TEXTAUSZUG
▼
Rechtzeitig zur diesjährigen Leipziger Buchmesse, die im Zeichen der niederländischsprachigen Literatur steht, erscheinen zwei Übersetzungen von Werken der flämischen Autoren Willem Elsschot und Eric de Kuyper

von Michael Stabenow

Die diesjährige, vom 21. bis 24. März stattfindende Leipziger Buchmasse steht stark im Zeichen der niederländischsprachigen Literatur. Es ist eine gute Gelegenheit, bekannten und weniger bekannten Autoren aus den Niederlanden und Flandern, die aus diesem Anlass zum „Gastland“ verschmolzen wurden, eine Bühne zu bieten und der von den Veranstaltern ausgegebenen Devise „Alles außer flach“ Startseite – alles außer flach (allesausserflach.de) gerecht zu werden.

Die Buchmesse eröffnet aus flämischer Sicht nicht nur die Möglichkeit, einer gestandenen Größe wie Stefan Hertmans und dessen jetzt auf Deutsch unter dem Titel „Der Aufgang“ erschienenem Werk „De opgang“ zu begegnen (Lesetipp zum 70. Geburtstag von Stefan Hertmans – Belgieninfo) . Auch jüngere flämische Autorinnen wie Lize Spit oder Charlotte Van den Broeck bietet sich in Leipzig die Chance, ihre Werke in deutscher Sprache vorzustellen und bekannter zu machen. Als Randbemerkung sei der Hinweis gestattet, dass zum Beispiel die Prosa des herausragenden flämischen Schriftstellers Tom Lanoye (zum Beispiel Der Kummer von Antwerpen – Der Roman „De Draaischijf“ von Tom Lanoye – Belgieninfo) auch nach der Leipziger Buchmesse einer breiteren deutschsprachigen Öffentlichkeit bis auf weiteres verborgen bleiben dürfte. Lanoye wurde jetzt mit dem alle drei Jahre durch eine niederländisch-flämische Jury vergebenen prestigeträchtigen “Preis der niederländischen Literatur” ausgezeichnet.
▲
VORLIEGENDE ANGABEN
▼
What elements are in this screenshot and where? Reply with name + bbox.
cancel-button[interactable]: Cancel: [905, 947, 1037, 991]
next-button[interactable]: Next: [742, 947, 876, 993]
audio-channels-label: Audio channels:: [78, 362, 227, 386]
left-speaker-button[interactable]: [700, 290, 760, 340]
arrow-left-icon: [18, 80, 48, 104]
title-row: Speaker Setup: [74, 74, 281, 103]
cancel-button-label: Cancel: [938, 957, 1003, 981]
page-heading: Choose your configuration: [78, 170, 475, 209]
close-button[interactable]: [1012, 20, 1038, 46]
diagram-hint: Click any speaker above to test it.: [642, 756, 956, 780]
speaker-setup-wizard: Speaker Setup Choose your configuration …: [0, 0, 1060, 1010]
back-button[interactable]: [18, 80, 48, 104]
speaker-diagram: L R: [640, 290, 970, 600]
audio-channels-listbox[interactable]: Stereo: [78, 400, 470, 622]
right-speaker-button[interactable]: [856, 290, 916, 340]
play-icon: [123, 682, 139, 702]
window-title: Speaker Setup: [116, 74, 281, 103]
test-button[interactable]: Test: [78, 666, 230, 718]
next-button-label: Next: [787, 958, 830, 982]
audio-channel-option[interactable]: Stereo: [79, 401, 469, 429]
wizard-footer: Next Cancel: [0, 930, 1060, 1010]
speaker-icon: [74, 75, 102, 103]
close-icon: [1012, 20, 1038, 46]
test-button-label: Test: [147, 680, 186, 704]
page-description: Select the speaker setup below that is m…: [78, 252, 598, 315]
▲
AUFGABEN
A. Gib die Datensätze von ihrem Anfang bis einschließlich der Zeile mit „diagram-hint: Click any“ als Markdown-Tabelle mit den Spalten „Nr.“ und „Zeile“ wieder. Leerzeilen lässt du weg.
B. Schreib den Textauszug über die flämische Literatur auf der Leipziger Buchmesse im Anschluss an seinen letzten Satz weiter.

SCHRIFTLICHE ANTWORTEN
A.
| Nr. | Zeile |
|---|---|
| 1 | What elements are in this screenshot and where? Reply with name + bbox. |
| 2 | cancel-button[interactable]: Cancel: [905, 947, 1037, 991] |
| 3 | next-button[interactable]: Next: [742, 947, 876, 993] |
| 4 | audio-channels-label: Audio channels:: [78, 362, 227, 386] |
| 5 | left-speaker-button[interactable]: [700, 290, 760, 340] |
| 6 | arrow-left-icon: [18, 80, 48, 104] |
| 7 | title-row: Speaker Setup: [74, 74, 281, 103] |
| 8 | cancel-button-label: Cancel: [938, 957, 1003, 981] |
| 9 | page-heading: Choose your configuration: [78, 170, 475, 209] |
| 10 | close-button[interactable]: [1012, 20, 1038, 46] |
| 11 | diagram-hint: Click any speaker above to test it.: [642, 756, 956, 780] |

B.
Deutschsprachige Übersetzungen von Werken von Elsschot und de Kuyper

Umso erfreulicher ist es, dass rechtzeitig zur Leipziger Buchmesse zwei Übersetzungen von zwei nicht mehr ganz taufrischen, aber nach wie vor höchst unterhaltsamen Werken von Willem Elsschot (1882-1960) sowie des 1942 geborenen Eric de Kuyper erschienen sind. In die Sprache Goethes übertragen hat sie Gerd Busse, der 2022 unter dem Titel „Typisch belgisch“ (Buchtipp: „Typisch belgisch. Belgien von A bis Z.“ – Belgieninfo) auf fast 350 Seiten aufschlussreiche Einblicke in die Geschichte und die oft liebenswerten Eigenheiten des Nachbarlandes gegeben hat.

Gerade einmal 112 Seiten umfasst die unter dem Titel „Tschip“ erschienene deutsche Übersetzung des ursprünglich 1934 im niederländischen Original veröffentlichten Romans „Tsijp“. Nur wenig länger – 144 Seiten – ist die 1988 unter dem Titel „Aan Zee“ veröffentlichte und nun auf Deutsch unter „An der See“ firmierende Erzählung de Kuypers.

Beide Werke vermitteln einen Eindruck der Befindlichkeit der belgischen (oder flämischen) Gesellschaft – bei Elsschot kurz vor und bei de Kuyper kurz nach dem Zweiten Weltkrieg. Bei beiden Autoren spielt eine bis heute in Belgien vorhandene Tradition eine wichtige Rolle: der Hang, soweit es die heimische Haushaltskasse zulässt, mit der Familie immer wieder an die – inzwischen leider weitgehend zubetonierte – belgische Nordseeküste zu ziehen.

Schnörkellose, aber farbige Sprache

Auch in den deutschsprachigen Fassungen der Bücher kommt zudem zum Ausdruck, was beide Autoren verbindet: eine Sprache, die ohne Schnickschnack auskommt, aber farbig und eingängig ist. Beide Werke sind stark autobiographisch geprägt. Das gilt für Frans Laarmans, die Hauptfigur von „Tschip“, ebenso wie für den namenlosen Drei- oder Vierkäsehoch, aus dessen Warte de Kuyper das alljährliche Ritual einer mit Sack und Pack in das Seebad Ostende gezogenen Großfamilie schildert.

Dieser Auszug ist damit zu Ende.